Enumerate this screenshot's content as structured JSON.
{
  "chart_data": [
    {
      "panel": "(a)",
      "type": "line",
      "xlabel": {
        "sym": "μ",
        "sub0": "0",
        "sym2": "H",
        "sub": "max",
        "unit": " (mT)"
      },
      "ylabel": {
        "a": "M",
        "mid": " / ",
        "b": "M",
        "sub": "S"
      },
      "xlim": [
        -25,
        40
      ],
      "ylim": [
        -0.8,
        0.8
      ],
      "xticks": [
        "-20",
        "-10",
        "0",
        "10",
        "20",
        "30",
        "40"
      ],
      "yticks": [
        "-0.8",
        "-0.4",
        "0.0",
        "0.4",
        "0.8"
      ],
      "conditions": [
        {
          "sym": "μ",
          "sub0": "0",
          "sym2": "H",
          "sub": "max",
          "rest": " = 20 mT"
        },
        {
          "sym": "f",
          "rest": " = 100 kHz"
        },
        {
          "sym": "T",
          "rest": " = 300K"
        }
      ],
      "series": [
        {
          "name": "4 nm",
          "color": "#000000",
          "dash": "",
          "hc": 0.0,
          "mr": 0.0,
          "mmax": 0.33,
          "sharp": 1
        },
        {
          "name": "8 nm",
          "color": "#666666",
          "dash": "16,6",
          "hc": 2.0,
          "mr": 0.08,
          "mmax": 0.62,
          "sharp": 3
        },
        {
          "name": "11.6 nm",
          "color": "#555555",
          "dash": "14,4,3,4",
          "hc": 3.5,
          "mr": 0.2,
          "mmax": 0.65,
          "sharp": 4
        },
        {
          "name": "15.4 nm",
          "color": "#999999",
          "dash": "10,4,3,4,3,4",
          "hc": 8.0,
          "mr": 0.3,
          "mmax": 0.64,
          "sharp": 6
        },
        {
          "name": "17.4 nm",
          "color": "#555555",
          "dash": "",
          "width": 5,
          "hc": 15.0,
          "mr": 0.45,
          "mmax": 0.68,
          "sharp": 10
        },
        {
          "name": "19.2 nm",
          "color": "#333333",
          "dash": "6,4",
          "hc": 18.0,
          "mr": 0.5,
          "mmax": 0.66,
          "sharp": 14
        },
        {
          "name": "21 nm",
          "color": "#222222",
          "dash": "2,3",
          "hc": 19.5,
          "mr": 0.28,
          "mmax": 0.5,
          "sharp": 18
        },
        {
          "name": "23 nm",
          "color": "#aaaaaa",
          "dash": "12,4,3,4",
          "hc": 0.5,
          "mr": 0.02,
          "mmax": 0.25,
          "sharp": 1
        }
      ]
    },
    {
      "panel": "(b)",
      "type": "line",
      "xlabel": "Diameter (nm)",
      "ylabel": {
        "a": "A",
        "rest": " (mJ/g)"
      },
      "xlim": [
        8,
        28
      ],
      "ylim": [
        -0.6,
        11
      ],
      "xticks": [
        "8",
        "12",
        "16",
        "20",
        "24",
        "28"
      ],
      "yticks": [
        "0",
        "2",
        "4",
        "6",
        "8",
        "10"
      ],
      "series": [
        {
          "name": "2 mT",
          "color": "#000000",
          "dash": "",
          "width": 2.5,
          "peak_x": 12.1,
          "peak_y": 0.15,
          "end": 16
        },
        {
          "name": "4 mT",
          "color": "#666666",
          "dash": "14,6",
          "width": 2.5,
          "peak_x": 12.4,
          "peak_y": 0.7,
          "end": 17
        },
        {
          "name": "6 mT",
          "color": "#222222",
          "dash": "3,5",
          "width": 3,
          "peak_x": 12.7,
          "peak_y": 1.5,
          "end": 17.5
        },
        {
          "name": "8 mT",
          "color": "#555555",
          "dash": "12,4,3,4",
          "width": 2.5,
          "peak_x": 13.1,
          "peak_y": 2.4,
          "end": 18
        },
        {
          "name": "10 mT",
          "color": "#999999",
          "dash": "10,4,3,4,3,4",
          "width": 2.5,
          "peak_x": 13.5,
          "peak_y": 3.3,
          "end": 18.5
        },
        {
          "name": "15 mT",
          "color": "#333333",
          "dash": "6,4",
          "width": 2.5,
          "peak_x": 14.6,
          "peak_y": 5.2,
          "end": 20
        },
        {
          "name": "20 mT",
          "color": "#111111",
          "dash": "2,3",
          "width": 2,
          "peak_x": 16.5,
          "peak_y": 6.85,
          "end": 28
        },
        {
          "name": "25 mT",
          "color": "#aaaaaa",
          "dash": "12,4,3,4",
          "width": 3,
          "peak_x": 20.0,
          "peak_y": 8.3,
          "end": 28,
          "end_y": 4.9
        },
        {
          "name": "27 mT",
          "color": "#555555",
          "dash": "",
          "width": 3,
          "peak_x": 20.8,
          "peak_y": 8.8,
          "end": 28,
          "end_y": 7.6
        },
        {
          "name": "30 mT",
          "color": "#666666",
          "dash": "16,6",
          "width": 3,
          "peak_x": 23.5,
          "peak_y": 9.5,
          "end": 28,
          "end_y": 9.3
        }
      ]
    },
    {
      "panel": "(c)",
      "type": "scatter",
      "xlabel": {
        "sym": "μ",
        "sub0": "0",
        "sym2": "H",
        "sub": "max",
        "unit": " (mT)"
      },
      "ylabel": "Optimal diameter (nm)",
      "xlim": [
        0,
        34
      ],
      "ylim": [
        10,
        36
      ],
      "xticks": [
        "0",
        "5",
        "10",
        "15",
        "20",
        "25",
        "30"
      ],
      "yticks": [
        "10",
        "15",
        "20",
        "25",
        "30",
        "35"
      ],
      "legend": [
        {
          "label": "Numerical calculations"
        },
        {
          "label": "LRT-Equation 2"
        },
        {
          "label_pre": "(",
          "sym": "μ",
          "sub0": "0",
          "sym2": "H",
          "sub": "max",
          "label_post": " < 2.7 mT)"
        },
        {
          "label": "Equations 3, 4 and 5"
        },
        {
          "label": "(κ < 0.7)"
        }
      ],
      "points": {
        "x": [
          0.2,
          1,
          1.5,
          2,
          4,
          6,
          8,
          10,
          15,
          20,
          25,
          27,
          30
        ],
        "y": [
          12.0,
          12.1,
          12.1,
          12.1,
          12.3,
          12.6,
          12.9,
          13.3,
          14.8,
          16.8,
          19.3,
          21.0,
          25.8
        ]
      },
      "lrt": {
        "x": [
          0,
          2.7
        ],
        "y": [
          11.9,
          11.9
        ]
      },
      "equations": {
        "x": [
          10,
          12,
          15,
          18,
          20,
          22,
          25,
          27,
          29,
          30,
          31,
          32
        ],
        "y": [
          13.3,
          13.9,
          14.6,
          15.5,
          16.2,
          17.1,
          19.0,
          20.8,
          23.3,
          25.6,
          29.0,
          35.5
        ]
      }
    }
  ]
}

+ + + + + + +

Required task
Write out all the records above again, exactly as they stand.

Result below
Enumerate this screenshot's content as structured JSON.
{
  "chart_data": [
    {
      "panel": "(a)",
      "type": "line",
      "xlabel": {
        "sym": "μ",
        "sub0": "0",
        "sym2": "H",
        "sub": "max",
        "unit": " (mT)"
      },
      "ylabel": {
        "a": "M",
        "mid": " / ",
        "b": "M",
        "sub": "S"
      },
      "xlim": [
        -25,
        40
      ],
      "ylim": [
        -0.8,
        0.8
      ],
      "xticks": [
        "-20",
        "-10",
        "0",
        "10",
        "20",
        "30",
        "40"
      ],
      "yticks": [
        "-0.8",
        "-0.4",
        "0.0",
        "0.4",
        "0.8"
      ],
      "conditions": [
        {
          "sym": "μ",
          "sub0": "0",
          "sym2": "H",
          "sub": "max",
          "rest": " = 20 mT"
        },
        {
          "sym": "f",
          "rest": " = 100 kHz"
        },
        {
          "sym": "T",
          "rest": " = 300K"
        }
      ],
      "series": [
        {
          "name": "4 nm",
          "color": "#000000",
          "dash": "",
          "hc": 0.0,
          "mr": 0.0,
          "mmax": 0.33,
          "sharp": 1
        },
        {
          "name": "8 nm",
          "color": "#666666",
          "dash": "16,6",
          "hc": 2.0,
          "mr": 0.08,
          "mmax": 0.62,
          "sharp": 3
        },
        {
          "name": "11.6 nm",
          "color": "#555555",
          "dash": "14,4,3,4",
          "hc": 3.5,
          "mr": 0.2,
          "mmax": 0.65,
          "sharp": 4
        },
        {
          "name": "15.4 nm",
          "color": "#999999",
          "dash": "10,4,3,4,3,4",
          "hc": 8.0,
          "mr": 0.3,
          "mmax": 0.64,
          "sharp": 6
        },
        {
          "name": "17.4 nm",
          "color": "#555555",
          "dash": "",
          "width": 5,
          "hc": 15.0,
          "mr": 0.45,
          "mmax": 0.68,
          "sharp": 10
        },
        {
          "name": "19.2 nm",
          "color": "#333333",
          "dash": "6,4",
          "hc": 18.0,
          "mr": 0.5,
          "mmax": 0.66,
          "sharp": 14
        },
        {
          "name": "21 nm",
          "color": "#222222",
          "dash": "2,3",
          "hc": 19.5,
          "mr": 0.28,
          "mmax": 0.5,
          "sharp": 18
        },
        {
          "name": "23 nm",
          "color": "#aaaaaa",
          "dash": "12,4,3,4",
          "hc": 0.5,
          "mr": 0.02,
          "mmax": 0.25,
          "sharp": 1
        }
      ]
    },
    {
      "panel": "(b)",
      "type": "line",
      "xlabel": "Diameter (nm)",
      "ylabel": {
        "a": "A",
        "rest": " (mJ/g)"
      },
      "xlim": [
        8,
        28
      ],
      "ylim": [
        -0.6,
        11
      ],
      "xticks": [
        "8",
        "12",
        "16",
        "20",
        "24",
        "28"
      ],
      "yticks": [
        "0",
        "2",
        "4",
        "6",
        "8",
        "10"
      ],
      "series": [
        {
          "name": "2 mT",
          "color": "#000000",
          "dash": "",
          "width": 2.5,
          "peak_x": 12.1,
          "peak_y": 0.15,
          "end": 16
        },
        {
          "name": "4 mT",
          "color": "#666666",
          "dash": "14,6",
          "width": 2.5,
          "peak_x": 12.4,
          "peak_y": 0.7,
          "end": 17
        },
        {
          "name": "6 mT",
          "color": "#222222",
          "dash": "3,5",
          "width": 3,
          "peak_x": 12.7,
          "peak_y": 1.5,
          "end": 17.5
        },
        {
          "name": "8 mT",
          "color": "#555555",
          "dash": "12,4,3,4",
          "width": 2.5,
          "peak_x": 13.1,
          "peak_y": 2.4,
          "end": 18
        },
        {
          "name": "10 mT",
          "color": "#999999",
          "dash": "10,4,3,4,3,4",
          "width": 2.5,
          "peak_x": 13.5,
          "peak_y": 3.3,
          "end": 18.5
        },
        {
          "name": "15 mT",
          "color": "#333333",
          "dash": "6,4",
          "width": 2.5,
          "peak_x": 14.6,
          "peak_y": 5.2,
          "end": 20
        },
        {
          "name": "20 mT",
          "color": "#111111",
          "dash": "2,3",
          "width": 2,
          "peak_x": 16.5,
          "peak_y": 6.85,
          "end": 28
        },
        {
          "name": "25 mT",
          "color": "#aaaaaa",
          "dash": "12,4,3,4",
          "width": 3,
          "peak_x": 20.0,
          "peak_y": 8.3,
          "end": 28,
          "end_y": 4.9
        },
        {
          "name": "27 mT",
          "color": "#555555",
          "dash": "",
          "width": 3,
          "peak_x": 20.8,
          "peak_y": 8.8,
          "end": 28,
          "end_y": 7.6
        },
        {
          "name": "30 mT",
          "color": "#666666",
          "dash": "16,6",
          "width": 3,
          "peak_x": 23.5,
          "peak_y": 9.5,
          "end": 28,
          "end_y": 9.3
        }
      ]
    },
    {
      "panel": "(c)",
      "type": "scatter",
      "xlabel": {
        "sym": "μ",
        "sub0": "0",
        "sym2": "H",
        "sub": "max",
        "unit": " (mT)"
      },
      "ylabel": "Optimal diameter (nm)",
      "xlim": [
        0,
        34
      ],
      "ylim": [
        10,
        36
      ],
      "xticks": [
        "0",
        "5",
        "10",
        "15",
        "20",
        "25",
        "30"
      ],
      "yticks": [
        "10",
        "15",
        "20",
        "25",
        "30",
        "35"
      ],
      "legend": [
        {
          "label": "Numerical calculations"
        },
        {
          "label": "LRT-Equation 2"
        },
        {
          "label_pre": "(",
          "sym": "μ",
          "sub0": "0",
          "sym2": "H",
          "sub": "max",
          "label_post": " < 2.7 mT)"
        },
        {
          "label": "Equations 3, 4 and 5"
        },
        {
          "label": "(κ < 0.7)"
        }
      ],
      "points": {
        "x": [
          0.2,
          1,
          1.5,
          2,
          4,
          6,
          8,
          10,
          15,
          20,
          25,
          27,
          30
        ],
        "y": [
          12.0,
          12.1,
          12.1,
          12.1,
          12.3,
          12.6,
          12.9,
          13.3,
          14.8,
          16.8,
          19.3,
          21.0,
          25.8
        ]
      },
      "lrt": {
        "x": [
          0,
          2.7
        ],
        "y": [
          11.9,
          11.9
        ]
      },
      "equations": {
        "x": [
          10,
          12,
          15,
          18,
          20,
          22,
          25,
          27,
          29,
          30,
          31,
          32
        ],
        "y": [
          13.3,
          13.9,
          14.6,
          15.5,
          16.2,
          17.1,
          19.0,
          20.8,
          23.3,
          25.6,
          29.0,
          35.5
        ]
      }
    }
  ]
}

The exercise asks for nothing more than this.